-- TASK REQUIREMENTS --
Repeat every line exactly, keeping the pictures out of the copy.

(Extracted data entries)
** start **
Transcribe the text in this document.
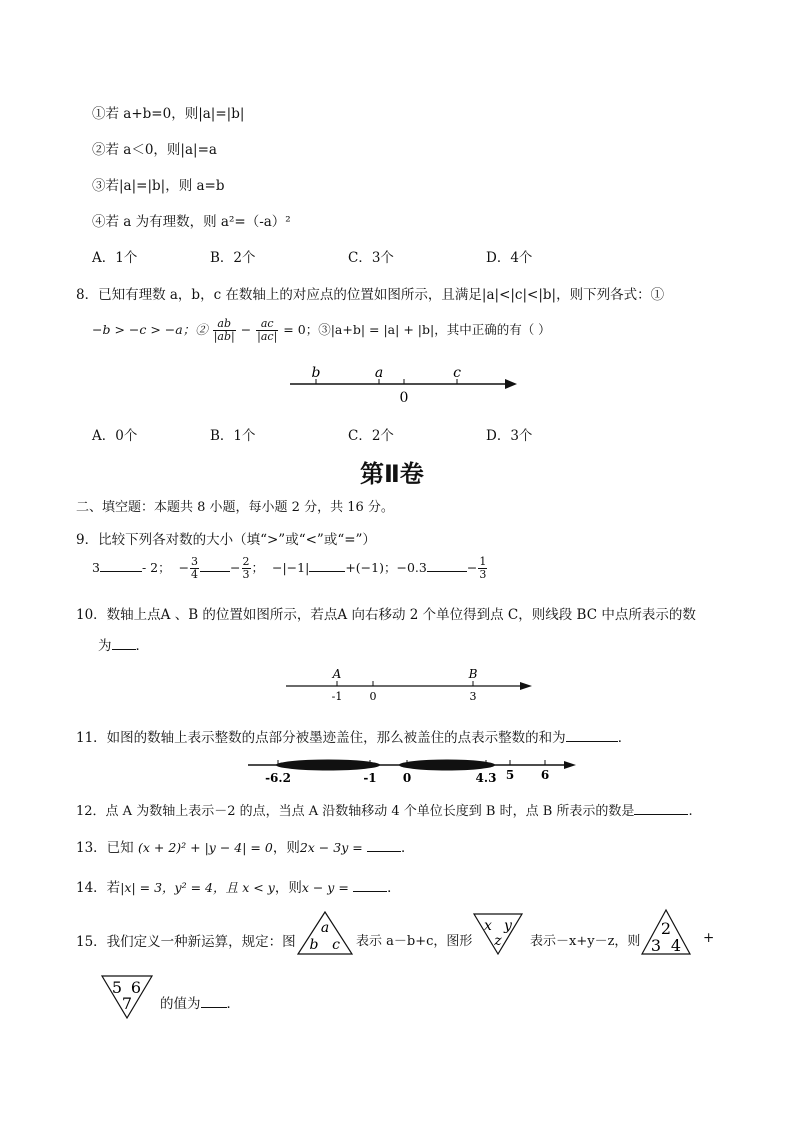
①若 a+b=0，则|a|=|b|
②若 a＜0，则|a|=a
③若|a|=|b|，则 a=b
④若 a 为有理数，则 a²=（-a）²
A．1个	B．2个	C．3个	D．4个
8．已知有理数 a，b，c 在数轴上的对应点的位置如图所示，且满足|a|<|c|<|b|，则下列各式：①
−b > −c > −a；② $\frac{ab}{|ab|} - \frac{ac}{|ac|} = 0$；③|a+b| = |a| + |b|，其中正确的有（ ）
b	a	c
0
A．0个	B．1个	C．2个	D．3个
第Ⅱ卷
二、填空题：本题共 8 小题，每小题 2 分，共 16 分。
9．比较下列各对数的大小（填“>”或“<”或“=”）
3	- 2； − $\frac{3}{4} - \frac{2}{3}$ ； −|−1|	+(−1)；−0.3	− $\frac{1}{3}$
10．数轴上点A 、B 的位置如图所示，若点A 向右移动 2 个单位得到点 C，则线段 BC 中点所表示的数
为 ．
A	B
-1 0	3
11．如图的数轴上表示整数的点部分被墨迹盖住，那么被盖住的点表示整数的和为	．
-6.2	-1 0	4.3 5 6
12．点 A 为数轴上表示－2 的点，当点 A 沿数轴移动 4 个单位长度到 B 时，点 B 所表示的数是	.
13．已知 (x + 2)² + |y − 4| = 0，则2x − 3y =	．
14．若|x| = 3，y² = 4，且 x < y，则x − y =	．
15．我们定义一种新运算，规定：图
a
b c 表示 a－b+c，图形
x y
z 表示－x+y－z，则
2
3 4 +
5 6
7 的值为 ．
** end **
-- OUTPUT FOR THIS EXERCISE --
Transcribe the text in this document.
①若 a+b=0，则|a|=|b|
②若 a＜0，则|a|=a
③若|a|=|b|，则 a=b
④若 a 为有理数，则 a²=（-a）²
A．1个	B．2个	C．3个	D．4个
8．已知有理数 a，b，c 在数轴上的对应点的位置如图所示，且满足|a|<|c|<|b|，则下列各式：①
−b > −c > −a；② $\frac{ab}{|ab|} - \frac{ac}{|ac|} = 0$；③|a+b| = |a| + |b|，其中正确的有（ ）
b	a	c
0
A．0个	B．1个	C．2个	D．3个
第Ⅱ卷
二、填空题：本题共 8 小题，每小题 2 分，共 16 分。
9．比较下列各对数的大小（填“>”或“<”或“=”）
3	- 2； − $\frac{3}{4} - \frac{2}{3}$ ； −|−1|	+(−1)；−0.3	− $\frac{1}{3}$
10．数轴上点A 、B 的位置如图所示，若点A 向右移动 2 个单位得到点 C，则线段 BC 中点所表示的数
为 ．
A	B
-1 0	3
11．如图的数轴上表示整数的点部分被墨迹盖住，那么被盖住的点表示整数的和为	．
-6.2	-1 0	4.3 5 6
12．点 A 为数轴上表示－2 的点，当点 A 沿数轴移动 4 个单位长度到 B 时，点 B 所表示的数是	.
13．已知 (x + 2)² + |y − 4| = 0，则2x − 3y =	．
14．若|x| = 3，y² = 4，且 x < y，则x − y =	．
15．我们定义一种新运算，规定：图
a
b c 表示 a－b+c，图形
x y
z 表示－x+y－z，则
2
3 4 +
5 6
7 的值为 ．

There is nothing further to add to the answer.